> WHAT THE TASK REQUIRES
Take the entries below and reproduce them word for word.

■ ■ ■ ■

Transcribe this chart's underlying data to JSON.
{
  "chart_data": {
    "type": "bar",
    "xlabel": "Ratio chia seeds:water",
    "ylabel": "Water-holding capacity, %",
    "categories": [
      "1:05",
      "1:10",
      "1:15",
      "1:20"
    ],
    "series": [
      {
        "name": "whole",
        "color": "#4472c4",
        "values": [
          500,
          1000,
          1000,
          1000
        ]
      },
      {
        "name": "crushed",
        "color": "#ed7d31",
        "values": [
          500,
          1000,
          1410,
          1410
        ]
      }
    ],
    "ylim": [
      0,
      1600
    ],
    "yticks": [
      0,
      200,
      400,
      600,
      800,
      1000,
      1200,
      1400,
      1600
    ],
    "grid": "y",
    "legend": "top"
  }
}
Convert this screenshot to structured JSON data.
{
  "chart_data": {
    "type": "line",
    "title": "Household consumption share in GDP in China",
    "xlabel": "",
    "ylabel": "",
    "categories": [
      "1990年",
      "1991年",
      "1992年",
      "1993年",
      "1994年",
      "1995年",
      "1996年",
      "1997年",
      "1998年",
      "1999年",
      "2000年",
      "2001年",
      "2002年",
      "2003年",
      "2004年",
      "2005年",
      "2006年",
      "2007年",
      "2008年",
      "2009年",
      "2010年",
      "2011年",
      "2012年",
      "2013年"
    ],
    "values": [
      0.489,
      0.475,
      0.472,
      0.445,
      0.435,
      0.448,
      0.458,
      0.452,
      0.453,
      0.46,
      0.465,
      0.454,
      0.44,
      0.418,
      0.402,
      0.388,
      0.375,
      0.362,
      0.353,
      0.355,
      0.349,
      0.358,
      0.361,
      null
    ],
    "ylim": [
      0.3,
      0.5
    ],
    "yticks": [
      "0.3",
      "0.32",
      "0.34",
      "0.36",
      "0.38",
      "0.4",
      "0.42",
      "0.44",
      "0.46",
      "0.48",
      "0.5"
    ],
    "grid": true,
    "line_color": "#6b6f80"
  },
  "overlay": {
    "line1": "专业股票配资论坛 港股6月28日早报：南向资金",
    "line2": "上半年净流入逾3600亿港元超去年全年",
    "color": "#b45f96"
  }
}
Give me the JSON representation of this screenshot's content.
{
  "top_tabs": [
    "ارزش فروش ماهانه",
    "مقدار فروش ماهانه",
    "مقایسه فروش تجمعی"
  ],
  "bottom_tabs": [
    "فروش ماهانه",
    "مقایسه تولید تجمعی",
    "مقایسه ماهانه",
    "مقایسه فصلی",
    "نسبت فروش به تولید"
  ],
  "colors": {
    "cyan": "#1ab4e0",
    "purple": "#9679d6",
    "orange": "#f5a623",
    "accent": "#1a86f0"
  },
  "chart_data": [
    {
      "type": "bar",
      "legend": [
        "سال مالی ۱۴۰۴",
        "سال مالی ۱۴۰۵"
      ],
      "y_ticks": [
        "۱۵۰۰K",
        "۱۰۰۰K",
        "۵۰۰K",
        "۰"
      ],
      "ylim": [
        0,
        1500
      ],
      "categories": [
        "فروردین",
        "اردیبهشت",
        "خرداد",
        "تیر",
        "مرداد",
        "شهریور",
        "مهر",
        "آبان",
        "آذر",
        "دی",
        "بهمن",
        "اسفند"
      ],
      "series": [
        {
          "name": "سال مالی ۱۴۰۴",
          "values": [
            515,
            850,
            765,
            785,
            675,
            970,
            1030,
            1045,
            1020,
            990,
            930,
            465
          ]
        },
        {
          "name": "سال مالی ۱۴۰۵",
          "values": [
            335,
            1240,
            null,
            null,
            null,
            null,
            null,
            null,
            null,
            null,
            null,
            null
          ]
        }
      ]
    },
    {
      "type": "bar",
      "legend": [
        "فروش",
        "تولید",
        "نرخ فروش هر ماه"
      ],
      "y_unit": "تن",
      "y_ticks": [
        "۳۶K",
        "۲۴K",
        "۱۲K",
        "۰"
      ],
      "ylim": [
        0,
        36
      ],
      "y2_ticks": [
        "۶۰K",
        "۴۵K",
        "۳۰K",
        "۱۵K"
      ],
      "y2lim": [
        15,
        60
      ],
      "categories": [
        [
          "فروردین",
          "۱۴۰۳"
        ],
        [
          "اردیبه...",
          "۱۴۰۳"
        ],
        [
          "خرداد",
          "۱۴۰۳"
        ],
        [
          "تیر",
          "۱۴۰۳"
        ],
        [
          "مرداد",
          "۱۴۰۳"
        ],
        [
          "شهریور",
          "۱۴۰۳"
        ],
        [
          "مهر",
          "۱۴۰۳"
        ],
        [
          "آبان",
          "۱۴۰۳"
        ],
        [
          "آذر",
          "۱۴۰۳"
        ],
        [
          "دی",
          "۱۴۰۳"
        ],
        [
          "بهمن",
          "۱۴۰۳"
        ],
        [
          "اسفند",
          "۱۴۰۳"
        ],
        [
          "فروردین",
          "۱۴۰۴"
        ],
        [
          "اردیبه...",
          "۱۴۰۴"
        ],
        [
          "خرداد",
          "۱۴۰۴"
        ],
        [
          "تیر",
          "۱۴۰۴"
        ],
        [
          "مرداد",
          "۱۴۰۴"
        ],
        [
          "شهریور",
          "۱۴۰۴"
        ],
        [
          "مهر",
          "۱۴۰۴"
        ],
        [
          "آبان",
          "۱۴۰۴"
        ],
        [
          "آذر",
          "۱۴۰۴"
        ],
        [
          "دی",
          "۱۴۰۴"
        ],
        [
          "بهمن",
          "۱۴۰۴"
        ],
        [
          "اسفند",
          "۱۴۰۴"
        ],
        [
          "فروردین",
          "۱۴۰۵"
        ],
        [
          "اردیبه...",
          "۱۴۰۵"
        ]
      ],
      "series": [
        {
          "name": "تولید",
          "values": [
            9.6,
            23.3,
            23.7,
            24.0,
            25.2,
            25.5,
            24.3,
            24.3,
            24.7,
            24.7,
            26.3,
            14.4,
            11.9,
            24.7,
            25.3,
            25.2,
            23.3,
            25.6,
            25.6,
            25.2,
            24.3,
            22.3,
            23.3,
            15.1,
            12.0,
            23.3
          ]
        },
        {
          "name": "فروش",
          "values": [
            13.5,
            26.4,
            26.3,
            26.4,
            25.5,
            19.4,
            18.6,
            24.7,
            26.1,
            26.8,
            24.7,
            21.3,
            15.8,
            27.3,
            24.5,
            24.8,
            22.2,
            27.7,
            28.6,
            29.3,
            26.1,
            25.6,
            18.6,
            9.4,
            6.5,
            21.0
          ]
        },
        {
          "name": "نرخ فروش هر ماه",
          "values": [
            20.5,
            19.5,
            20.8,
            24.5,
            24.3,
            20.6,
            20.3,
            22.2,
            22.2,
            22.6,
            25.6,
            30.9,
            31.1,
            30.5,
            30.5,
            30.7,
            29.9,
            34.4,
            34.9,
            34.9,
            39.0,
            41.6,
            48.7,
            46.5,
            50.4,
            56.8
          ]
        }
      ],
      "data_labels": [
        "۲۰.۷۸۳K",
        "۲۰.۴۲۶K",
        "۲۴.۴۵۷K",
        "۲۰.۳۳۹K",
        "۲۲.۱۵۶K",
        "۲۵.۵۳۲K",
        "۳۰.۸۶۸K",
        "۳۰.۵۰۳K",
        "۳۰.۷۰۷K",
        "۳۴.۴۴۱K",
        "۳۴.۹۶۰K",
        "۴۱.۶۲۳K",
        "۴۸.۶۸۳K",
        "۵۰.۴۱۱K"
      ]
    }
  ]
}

■ ■ ■ ■

> FINISHED EXERCISE
Transcribe this chart's underlying data to JSON.
{
  "chart_data": {
    "type": "bar",
    "xlabel": "Ratio chia seeds:water",
    "ylabel": "Water-holding capacity, %",
    "categories": [
      "1:05",
      "1:10",
      "1:15",
      "1:20"
    ],
    "series": [
      {
        "name": "whole",
        "color": "#4472c4",
        "values": [
          500,
          1000,
          1000,
          1000
        ]
      },
      {
        "name": "crushed",
        "color": "#ed7d31",
        "values": [
          500,
          1000,
          1410,
          1410
        ]
      }
    ],
    "ylim": [
      0,
      1600
    ],
    "yticks": [
      0,
      200,
      400,
      600,
      800,
      1000,
      1200,
      1400,
      1600
    ],
    "grid": "y",
    "legend": "top"
  }
}
Convert this screenshot to structured JSON data.
{
  "chart_data": {
    "type": "line",
    "title": "Household consumption share in GDP in China",
    "xlabel": "",
    "ylabel": "",
    "categories": [
      "1990年",
      "1991年",
      "1992年",
      "1993年",
      "1994年",
      "1995年",
      "1996年",
      "1997年",
      "1998年",
      "1999年",
      "2000年",
      "2001年",
      "2002年",
      "2003年",
      "2004年",
      "2005年",
      "2006年",
      "2007年",
      "2008年",
      "2009年",
      "2010年",
      "2011年",
      "2012年",
      "2013年"
    ],
    "values": [
      0.489,
      0.475,
      0.472,
      0.445,
      0.435,
      0.448,
      0.458,
      0.452,
      0.453,
      0.46,
      0.465,
      0.454,
      0.44,
      0.418,
      0.402,
      0.388,
      0.375,
      0.362,
      0.353,
      0.355,
      0.349,
      0.358,
      0.361,
      null
    ],
    "ylim": [
      0.3,
      0.5
    ],
    "yticks": [
      "0.3",
      "0.32",
      "0.34",
      "0.36",
      "0.38",
      "0.4",
      "0.42",
      "0.44",
      "0.46",
      "0.48",
      "0.5"
    ],
    "grid": true,
    "line_color": "#6b6f80"
  },
  "overlay": {
    "line1": "专业股票配资论坛 港股6月28日早报：南向资金",
    "line2": "上半年净流入逾3600亿港元超去年全年",
    "color": "#b45f96"
  }
}
Give me the JSON representation of this screenshot's content.
{
  "top_tabs": [
    "ارزش فروش ماهانه",
    "مقدار فروش ماهانه",
    "مقایسه فروش تجمعی"
  ],
  "bottom_tabs": [
    "فروش ماهانه",
    "مقایسه تولید تجمعی",
    "مقایسه ماهانه",
    "مقایسه فصلی",
    "نسبت فروش به تولید"
  ],
  "colors": {
    "cyan": "#1ab4e0",
    "purple": "#9679d6",
    "orange": "#f5a623",
    "accent": "#1a86f0"
  },
  "chart_data": [
    {
      "type": "bar",
      "legend": [
        "سال مالی ۱۴۰۴",
        "سال مالی ۱۴۰۵"
      ],
      "y_ticks": [
        "۱۵۰۰K",
        "۱۰۰۰K",
        "۵۰۰K",
        "۰"
      ],
      "ylim": [
        0,
        1500
      ],
      "categories": [
        "فروردین",
        "اردیبهشت",
        "خرداد",
        "تیر",
        "مرداد",
        "شهریور",
        "مهر",
        "آبان",
        "آذر",
        "دی",
        "بهمن",
        "اسفند"
      ],
      "series": [
        {
          "name": "سال مالی ۱۴۰۴",
          "values": [
            515,
            850,
            765,
            785,
            675,
            970,
            1030,
            1045,
            1020,
            990,
            930,
            465
          ]
        },
        {
          "name": "سال مالی ۱۴۰۵",
          "values": [
            335,
            1240,
            null,
            null,
            null,
            null,
            null,
            null,
            null,
            null,
            null,
            null
          ]
        }
      ]
    },
    {
      "type": "bar",
      "legend": [
        "فروش",
        "تولید",
        "نرخ فروش هر ماه"
      ],
      "y_unit": "تن",
      "y_ticks": [
        "۳۶K",
        "۲۴K",
        "۱۲K",
        "۰"
      ],
      "ylim": [
        0,
        36
      ],
      "y2_ticks": [
        "۶۰K",
        "۴۵K",
        "۳۰K",
        "۱۵K"
      ],
      "y2lim": [
        15,
        60
      ],
      "categories": [
        [
          "فروردین",
          "۱۴۰۳"
        ],
        [
          "اردیبه...",
          "۱۴۰۳"
        ],
        [
          "خرداد",
          "۱۴۰۳"
        ],
        [
          "تیر",
          "۱۴۰۳"
        ],
        [
          "مرداد",
          "۱۴۰۳"
        ],
        [
          "شهریور",
          "۱۴۰۳"
        ],
        [
          "مهر",
          "۱۴۰۳"
        ],
        [
          "آبان",
          "۱۴۰۳"
        ],
        [
          "آذر",
          "۱۴۰۳"
        ],
        [
          "دی",
          "۱۴۰۳"
        ],
        [
          "بهمن",
          "۱۴۰۳"
        ],
        [
          "اسفند",
          "۱۴۰۳"
        ],
        [
          "فروردین",
          "۱۴۰۴"
        ],
        [
          "اردیبه...",
          "۱۴۰۴"
        ],
        [
          "خرداد",
          "۱۴۰۴"
        ],
        [
          "تیر",
          "۱۴۰۴"
        ],
        [
          "مرداد",
          "۱۴۰۴"
        ],
        [
          "شهریور",
          "۱۴۰۴"
        ],
        [
          "مهر",
          "۱۴۰۴"
        ],
        [
          "آبان",
          "۱۴۰۴"
        ],
        [
          "آذر",
          "۱۴۰۴"
        ],
        [
          "دی",
          "۱۴۰۴"
        ],
        [
          "بهمن",
          "۱۴۰۴"
        ],
        [
          "اسفند",
          "۱۴۰۴"
        ],
        [
          "فروردین",
          "۱۴۰۵"
        ],
        [
          "اردیبه...",
          "۱۴۰۵"
        ]
      ],
      "series": [
        {
          "name": "تولید",
          "values": [
            9.6,
            23.3,
            23.7,
            24.0,
            25.2,
            25.5,
            24.3,
            24.3,
            24.7,
            24.7,
            26.3,
            14.4,
            11.9,
            24.7,
            25.3,
            25.2,
            23.3,
            25.6,
            25.6,
            25.2,
            24.3,
            22.3,
            23.3,
            15.1,
            12.0,
            23.3
          ]
        },
        {
          "name": "فروش",
          "values": [
            13.5,
            26.4,
            26.3,
            26.4,
            25.5,
            19.4,
            18.6,
            24.7,
            26.1,
            26.8,
            24.7,
            21.3,
            15.8,
            27.3,
            24.5,
            24.8,
            22.2,
            27.7,
            28.6,
            29.3,
            26.1,
            25.6,
            18.6,
            9.4,
            6.5,
            21.0
          ]
        },
        {
          "name": "نرخ فروش هر ماه",
          "values": [
            20.5,
            19.5,
            20.8,
            24.5,
            24.3,
            20.6,
            20.3,
            22.2,
            22.2,
            22.6,
            25.6,
            30.9,
            31.1,
            30.5,
            30.5,
            30.7,
            29.9,
            34.4,
            34.9,
            34.9,
            39.0,
            41.6,
            48.7,
            46.5,
            50.4,
            56.8
          ]
        }
      ],
      "data_labels": [
        "۲۰.۷۸۳K",
        "۲۰.۴۲۶K",
        "۲۴.۴۵۷K",
        "۲۰.۳۳۹K",
        "۲۲.۱۵۶K",
        "۲۵.۵۳۲K",
        "۳۰.۸۶۸K",
        "۳۰.۵۰۳K",
        "۳۰.۷۰۷K",
        "۳۴.۴۴۱K",
        "۳۴.۹۶۰K",
        "۴۱.۶۲۳K",
        "۴۸.۶۸۳K",
        "۵۰.۴۱۱K"
      ]
    }
  ]
}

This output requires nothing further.